> **Work request**
The lines below that include the word "childhood" are to be reported.

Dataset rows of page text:
┌────────

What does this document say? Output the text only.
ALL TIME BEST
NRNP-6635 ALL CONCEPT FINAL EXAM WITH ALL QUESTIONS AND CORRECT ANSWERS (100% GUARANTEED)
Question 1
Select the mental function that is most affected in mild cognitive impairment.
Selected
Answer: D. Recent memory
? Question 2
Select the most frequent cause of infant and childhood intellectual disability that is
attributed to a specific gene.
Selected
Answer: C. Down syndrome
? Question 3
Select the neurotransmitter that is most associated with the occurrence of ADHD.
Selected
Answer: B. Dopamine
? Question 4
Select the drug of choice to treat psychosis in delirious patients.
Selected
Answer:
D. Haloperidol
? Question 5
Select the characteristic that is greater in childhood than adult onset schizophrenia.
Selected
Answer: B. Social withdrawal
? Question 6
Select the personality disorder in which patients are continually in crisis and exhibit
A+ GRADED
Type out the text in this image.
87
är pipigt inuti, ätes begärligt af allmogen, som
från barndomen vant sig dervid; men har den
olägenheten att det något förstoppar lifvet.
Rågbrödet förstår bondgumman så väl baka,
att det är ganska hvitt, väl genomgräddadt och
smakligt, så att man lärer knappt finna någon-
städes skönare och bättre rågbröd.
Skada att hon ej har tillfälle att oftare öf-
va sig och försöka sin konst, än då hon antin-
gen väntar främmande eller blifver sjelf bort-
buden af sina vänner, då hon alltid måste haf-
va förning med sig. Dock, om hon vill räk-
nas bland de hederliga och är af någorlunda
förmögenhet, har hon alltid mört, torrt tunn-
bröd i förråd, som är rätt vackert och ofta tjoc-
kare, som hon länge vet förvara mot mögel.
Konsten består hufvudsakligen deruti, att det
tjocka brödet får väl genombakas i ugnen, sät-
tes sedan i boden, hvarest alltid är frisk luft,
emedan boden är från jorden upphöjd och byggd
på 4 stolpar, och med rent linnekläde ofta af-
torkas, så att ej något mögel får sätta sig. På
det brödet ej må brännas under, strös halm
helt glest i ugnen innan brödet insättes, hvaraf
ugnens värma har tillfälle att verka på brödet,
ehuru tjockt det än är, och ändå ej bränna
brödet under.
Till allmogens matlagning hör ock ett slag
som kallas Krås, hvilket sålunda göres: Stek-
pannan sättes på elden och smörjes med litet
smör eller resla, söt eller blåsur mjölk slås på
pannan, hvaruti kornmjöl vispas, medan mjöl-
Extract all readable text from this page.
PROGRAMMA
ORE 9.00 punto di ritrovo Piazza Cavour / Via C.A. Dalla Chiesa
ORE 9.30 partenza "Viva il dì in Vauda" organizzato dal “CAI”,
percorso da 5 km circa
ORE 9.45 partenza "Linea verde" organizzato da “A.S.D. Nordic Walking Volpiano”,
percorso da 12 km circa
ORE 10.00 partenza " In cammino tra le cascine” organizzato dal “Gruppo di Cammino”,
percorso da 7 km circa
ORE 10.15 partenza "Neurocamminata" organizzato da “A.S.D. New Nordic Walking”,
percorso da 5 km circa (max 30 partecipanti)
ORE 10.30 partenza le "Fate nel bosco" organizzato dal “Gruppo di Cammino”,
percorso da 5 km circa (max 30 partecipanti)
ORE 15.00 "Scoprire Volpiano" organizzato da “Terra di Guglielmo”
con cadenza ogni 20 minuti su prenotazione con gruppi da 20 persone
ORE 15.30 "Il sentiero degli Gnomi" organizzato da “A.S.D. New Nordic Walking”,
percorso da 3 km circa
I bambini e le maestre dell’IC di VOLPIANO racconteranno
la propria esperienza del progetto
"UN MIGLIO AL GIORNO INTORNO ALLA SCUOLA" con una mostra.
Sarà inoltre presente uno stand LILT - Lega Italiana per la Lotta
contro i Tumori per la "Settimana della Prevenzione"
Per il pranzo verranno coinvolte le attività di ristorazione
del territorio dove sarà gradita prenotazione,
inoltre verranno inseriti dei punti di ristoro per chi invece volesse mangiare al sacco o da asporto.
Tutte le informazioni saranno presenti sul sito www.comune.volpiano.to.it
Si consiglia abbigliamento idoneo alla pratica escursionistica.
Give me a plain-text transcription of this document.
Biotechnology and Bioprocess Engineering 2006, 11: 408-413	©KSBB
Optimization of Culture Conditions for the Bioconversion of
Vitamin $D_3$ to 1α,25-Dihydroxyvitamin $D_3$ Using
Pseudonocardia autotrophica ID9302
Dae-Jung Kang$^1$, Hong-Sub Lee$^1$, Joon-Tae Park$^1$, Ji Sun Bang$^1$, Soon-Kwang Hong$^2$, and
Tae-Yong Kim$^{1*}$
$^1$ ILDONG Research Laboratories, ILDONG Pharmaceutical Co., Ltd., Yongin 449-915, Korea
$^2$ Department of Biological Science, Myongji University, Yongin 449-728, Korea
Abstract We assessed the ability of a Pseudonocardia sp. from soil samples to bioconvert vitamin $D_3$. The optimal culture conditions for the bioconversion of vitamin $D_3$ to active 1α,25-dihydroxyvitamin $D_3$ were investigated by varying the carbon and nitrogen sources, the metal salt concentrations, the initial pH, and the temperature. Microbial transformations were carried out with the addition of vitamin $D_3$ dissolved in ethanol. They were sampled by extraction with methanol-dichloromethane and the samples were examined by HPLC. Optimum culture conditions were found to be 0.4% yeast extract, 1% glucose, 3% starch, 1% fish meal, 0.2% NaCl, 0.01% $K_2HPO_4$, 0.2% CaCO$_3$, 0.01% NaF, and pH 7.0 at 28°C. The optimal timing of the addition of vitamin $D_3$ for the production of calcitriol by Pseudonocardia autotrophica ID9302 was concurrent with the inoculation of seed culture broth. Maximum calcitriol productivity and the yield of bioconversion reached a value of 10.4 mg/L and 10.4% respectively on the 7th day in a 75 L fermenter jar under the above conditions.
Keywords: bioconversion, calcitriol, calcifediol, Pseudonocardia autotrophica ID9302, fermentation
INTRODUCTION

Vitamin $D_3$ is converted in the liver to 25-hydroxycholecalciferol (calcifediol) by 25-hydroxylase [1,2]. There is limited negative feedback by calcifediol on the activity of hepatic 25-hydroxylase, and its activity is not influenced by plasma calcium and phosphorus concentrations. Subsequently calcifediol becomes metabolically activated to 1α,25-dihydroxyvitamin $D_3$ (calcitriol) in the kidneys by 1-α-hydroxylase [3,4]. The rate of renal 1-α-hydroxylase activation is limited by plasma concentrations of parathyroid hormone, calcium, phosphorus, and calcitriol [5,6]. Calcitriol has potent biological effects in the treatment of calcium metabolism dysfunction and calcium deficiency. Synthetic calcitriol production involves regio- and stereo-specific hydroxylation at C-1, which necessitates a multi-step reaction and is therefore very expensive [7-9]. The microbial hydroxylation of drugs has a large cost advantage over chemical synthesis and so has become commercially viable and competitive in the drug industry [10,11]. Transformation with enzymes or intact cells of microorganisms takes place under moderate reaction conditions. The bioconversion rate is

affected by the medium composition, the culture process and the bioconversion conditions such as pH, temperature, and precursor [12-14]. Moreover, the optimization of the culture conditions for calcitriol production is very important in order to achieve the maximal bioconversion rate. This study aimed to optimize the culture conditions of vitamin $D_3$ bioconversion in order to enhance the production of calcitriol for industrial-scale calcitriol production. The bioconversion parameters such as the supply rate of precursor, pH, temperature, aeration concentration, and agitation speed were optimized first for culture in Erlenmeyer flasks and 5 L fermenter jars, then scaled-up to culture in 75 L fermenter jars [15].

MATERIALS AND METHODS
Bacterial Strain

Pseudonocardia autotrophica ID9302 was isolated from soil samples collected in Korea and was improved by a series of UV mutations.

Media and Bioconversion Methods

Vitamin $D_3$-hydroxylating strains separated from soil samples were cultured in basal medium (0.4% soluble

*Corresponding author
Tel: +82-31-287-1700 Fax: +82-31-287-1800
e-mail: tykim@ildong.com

└────────

> **Your response**
Select the most frequent cause of infant and childhood intellectual disability that is
Select the characteristic that is greater in childhood than adult onset schizophrenia.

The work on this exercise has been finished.